Make an exact copy of the data below, leaving out every picture.

## Extracted entries
....

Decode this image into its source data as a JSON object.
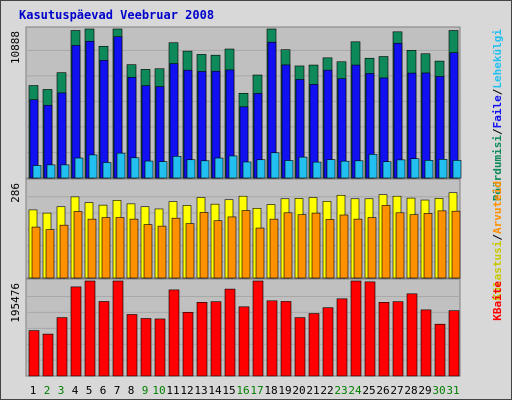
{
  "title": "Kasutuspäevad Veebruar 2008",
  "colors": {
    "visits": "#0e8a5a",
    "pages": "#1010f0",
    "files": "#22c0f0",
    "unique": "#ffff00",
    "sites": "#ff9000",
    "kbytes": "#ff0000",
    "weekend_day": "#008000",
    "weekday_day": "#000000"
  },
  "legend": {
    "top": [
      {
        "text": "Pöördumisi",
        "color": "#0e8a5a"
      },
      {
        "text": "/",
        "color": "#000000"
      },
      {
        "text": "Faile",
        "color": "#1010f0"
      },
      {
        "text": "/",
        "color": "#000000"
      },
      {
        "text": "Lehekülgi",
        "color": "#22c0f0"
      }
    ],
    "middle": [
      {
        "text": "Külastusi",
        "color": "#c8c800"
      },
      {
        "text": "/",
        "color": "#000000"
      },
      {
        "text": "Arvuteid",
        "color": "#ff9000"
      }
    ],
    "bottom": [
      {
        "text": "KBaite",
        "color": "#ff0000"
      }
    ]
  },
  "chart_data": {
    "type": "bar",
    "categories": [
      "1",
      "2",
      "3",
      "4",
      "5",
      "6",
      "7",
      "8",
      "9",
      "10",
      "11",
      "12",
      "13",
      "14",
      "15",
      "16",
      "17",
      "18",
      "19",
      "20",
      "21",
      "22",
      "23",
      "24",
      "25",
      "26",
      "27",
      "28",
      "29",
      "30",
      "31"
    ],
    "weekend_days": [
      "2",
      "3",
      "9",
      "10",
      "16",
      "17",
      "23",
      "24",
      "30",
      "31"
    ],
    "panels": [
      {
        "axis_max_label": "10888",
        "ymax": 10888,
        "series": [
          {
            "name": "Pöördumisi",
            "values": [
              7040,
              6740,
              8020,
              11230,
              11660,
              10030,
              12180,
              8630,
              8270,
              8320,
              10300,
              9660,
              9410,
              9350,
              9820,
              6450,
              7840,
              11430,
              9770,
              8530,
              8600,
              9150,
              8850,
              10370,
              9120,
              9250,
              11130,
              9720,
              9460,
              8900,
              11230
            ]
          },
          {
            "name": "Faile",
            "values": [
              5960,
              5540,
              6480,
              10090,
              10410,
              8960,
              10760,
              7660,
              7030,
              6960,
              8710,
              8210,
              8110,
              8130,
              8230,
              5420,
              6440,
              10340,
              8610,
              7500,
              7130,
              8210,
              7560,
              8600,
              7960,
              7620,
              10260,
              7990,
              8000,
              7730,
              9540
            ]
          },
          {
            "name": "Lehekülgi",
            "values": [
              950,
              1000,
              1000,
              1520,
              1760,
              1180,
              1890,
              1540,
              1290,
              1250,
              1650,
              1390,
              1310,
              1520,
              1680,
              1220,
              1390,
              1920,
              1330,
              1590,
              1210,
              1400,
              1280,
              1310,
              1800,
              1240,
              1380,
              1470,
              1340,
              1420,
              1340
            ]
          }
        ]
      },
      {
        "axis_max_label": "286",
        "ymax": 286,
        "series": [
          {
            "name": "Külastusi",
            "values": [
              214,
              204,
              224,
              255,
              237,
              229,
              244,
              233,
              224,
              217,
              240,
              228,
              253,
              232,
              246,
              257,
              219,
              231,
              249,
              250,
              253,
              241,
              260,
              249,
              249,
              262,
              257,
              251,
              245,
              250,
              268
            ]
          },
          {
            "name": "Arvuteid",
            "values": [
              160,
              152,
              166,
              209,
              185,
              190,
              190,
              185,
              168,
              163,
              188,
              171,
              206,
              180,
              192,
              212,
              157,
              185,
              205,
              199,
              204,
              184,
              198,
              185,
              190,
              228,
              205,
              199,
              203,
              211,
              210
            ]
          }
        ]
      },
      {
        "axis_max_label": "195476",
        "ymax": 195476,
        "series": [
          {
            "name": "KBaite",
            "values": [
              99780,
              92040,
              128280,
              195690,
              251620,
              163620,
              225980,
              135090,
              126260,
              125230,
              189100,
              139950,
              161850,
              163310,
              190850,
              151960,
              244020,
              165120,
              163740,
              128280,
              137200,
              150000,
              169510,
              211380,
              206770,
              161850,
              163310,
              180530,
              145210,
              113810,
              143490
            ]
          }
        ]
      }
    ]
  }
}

....

## Result for this task
Decode this image into its source data as a JSON object.
{
  "title": "Kasutuspäevad Veebruar 2008",
  "colors": {
    "visits": "#0e8a5a",
    "pages": "#1010f0",
    "files": "#22c0f0",
    "unique": "#ffff00",
    "sites": "#ff9000",
    "kbytes": "#ff0000",
    "weekend_day": "#008000",
    "weekday_day": "#000000"
  },
  "legend": {
    "top": [
      {
        "text": "Pöördumisi",
        "color": "#0e8a5a"
      },
      {
        "text": "/",
        "color": "#000000"
      },
      {
        "text": "Faile",
        "color": "#1010f0"
      },
      {
        "text": "/",
        "color": "#000000"
      },
      {
        "text": "Lehekülgi",
        "color": "#22c0f0"
      }
    ],
    "middle": [
      {
        "text": "Külastusi",
        "color": "#c8c800"
      },
      {
        "text": "/",
        "color": "#000000"
      },
      {
        "text": "Arvuteid",
        "color": "#ff9000"
      }
    ],
    "bottom": [
      {
        "text": "KBaite",
        "color": "#ff0000"
      }
    ]
  },
  "chart_data": {
    "type": "bar",
    "categories": [
      "1",
      "2",
      "3",
      "4",
      "5",
      "6",
      "7",
      "8",
      "9",
      "10",
      "11",
      "12",
      "13",
      "14",
      "15",
      "16",
      "17",
      "18",
      "19",
      "20",
      "21",
      "22",
      "23",
      "24",
      "25",
      "26",
      "27",
      "28",
      "29",
      "30",
      "31"
    ],
    "weekend_days": [
      "2",
      "3",
      "9",
      "10",
      "16",
      "17",
      "23",
      "24",
      "30",
      "31"
    ],
    "panels": [
      {
        "axis_max_label": "10888",
        "ymax": 10888,
        "series": [
          {
            "name": "Pöördumisi",
            "values": [
              7040,
              6740,
              8020,
              11230,
              11660,
              10030,
              12180,
              8630,
              8270,
              8320,
              10300,
              9660,
              9410,
              9350,
              9820,
              6450,
              7840,
              11430,
              9770,
              8530,
              8600,
              9150,
              8850,
              10370,
              9120,
              9250,
              11130,
              9720,
              9460,
              8900,
              11230
            ]
          },
          {
            "name": "Faile",
            "values": [
              5960,
              5540,
              6480,
              10090,
              10410,
              8960,
              10760,
              7660,
              7030,
              6960,
              8710,
              8210,
              8110,
              8130,
              8230,
              5420,
              6440,
              10340,
              8610,
              7500,
              7130,
              8210,
              7560,
              8600,
              7960,
              7620,
              10260,
              7990,
              8000,
              7730,
              9540
            ]
          },
          {
            "name": "Lehekülgi",
            "values": [
              950,
              1000,
              1000,
              1520,
              1760,
              1180,
              1890,
              1540,
              1290,
              1250,
              1650,
              1390,
              1310,
              1520,
              1680,
              1220,
              1390,
              1920,
              1330,
              1590,
              1210,
              1400,
              1280,
              1310,
              1800,
              1240,
              1380,
              1470,
              1340,
              1420,
              1340
            ]
          }
        ]
      },
      {
        "axis_max_label": "286",
        "ymax": 286,
        "series": [
          {
            "name": "Külastusi",
            "values": [
              214,
              204,
              224,
              255,
              237,
              229,
              244,
              233,
              224,
              217,
              240,
              228,
              253,
              232,
              246,
              257,
              219,
              231,
              249,
              250,
              253,
              241,
              260,
              249,
              249,
              262,
              257,
              251,
              245,
              250,
              268
            ]
          },
          {
            "name": "Arvuteid",
            "values": [
              160,
              152,
              166,
              209,
              185,
              190,
              190,
              185,
              168,
              163,
              188,
              171,
              206,
              180,
              192,
              212,
              157,
              185,
              205,
              199,
              204,
              184,
              198,
              185,
              190,
              228,
              205,
              199,
              203,
              211,
              210
            ]
          }
        ]
      },
      {
        "axis_max_label": "195476",
        "ymax": 195476,
        "series": [
          {
            "name": "KBaite",
            "values": [
              99780,
              92040,
              128280,
              195690,
              251620,
              163620,
              225980,
              135090,
              126260,
              125230,
              189100,
              139950,
              161850,
              163310,
              190850,
              151960,
              244020,
              165120,
              163740,
              128280,
              137200,
              150000,
              169510,
              211380,
              206770,
              161850,
              163310,
              180530,
              145210,
              113810,
              143490
            ]
          }
        ]
      }
    ]
  }
}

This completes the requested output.